■ **Stated exercise**
Find each line with the word "Height" in it, then give the total alone.

Records from a collection of figures:
# # #

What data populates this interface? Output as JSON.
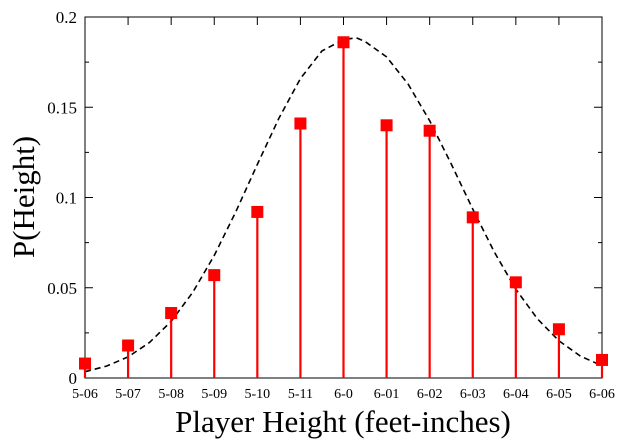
{
  "chart_data": {
    "type": "scatter",
    "title": "",
    "xlabel": "Player Height (feet-inches)",
    "ylabel": "P(Height)",
    "categories": [
      "5-06",
      "5-07",
      "5-08",
      "5-09",
      "5-10",
      "5-11",
      "6-0",
      "6-01",
      "6-02",
      "6-03",
      "6-04",
      "6-05",
      "6-06"
    ],
    "ylim": [
      0,
      0.2
    ],
    "yticks": [
      {
        "value": 0,
        "label": "0"
      },
      {
        "value": 0.05,
        "label": "0.05"
      },
      {
        "value": 0.1,
        "label": "0.1"
      },
      {
        "value": 0.15,
        "label": "0.15"
      },
      {
        "value": 0.2,
        "label": "0.2"
      }
    ],
    "series": [
      {
        "values": [
          0.008,
          0.018,
          0.036,
          0.057,
          0.092,
          0.141,
          0.186,
          0.14,
          0.137,
          0.089,
          0.053,
          0.027,
          0.01
        ],
        "marker": "square",
        "color": "#ff0000",
        "stems": true
      },
      {
        "type": "line",
        "style": "dashed",
        "color": "#000000",
        "x": [
          0,
          0.5,
          1,
          1.5,
          2,
          2.5,
          3,
          3.5,
          4,
          4.5,
          5,
          5.5,
          6,
          6.3,
          6.5,
          7,
          7.5,
          8,
          8.5,
          9,
          9.5,
          10,
          10.5,
          11,
          11.5,
          12
        ],
        "values": [
          0.0035,
          0.0066,
          0.0117,
          0.0197,
          0.0314,
          0.0474,
          0.0679,
          0.0921,
          0.1183,
          0.1439,
          0.1659,
          0.1812,
          0.1875,
          0.1885,
          0.1864,
          0.1779,
          0.1628,
          0.1425,
          0.1186,
          0.0935,
          0.0698,
          0.0492,
          0.0328,
          0.0206,
          0.0121,
          0.0068
        ]
      }
    ],
    "grid": false,
    "legend": "none"
  }
}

# # #

■ **Answer to the task**
2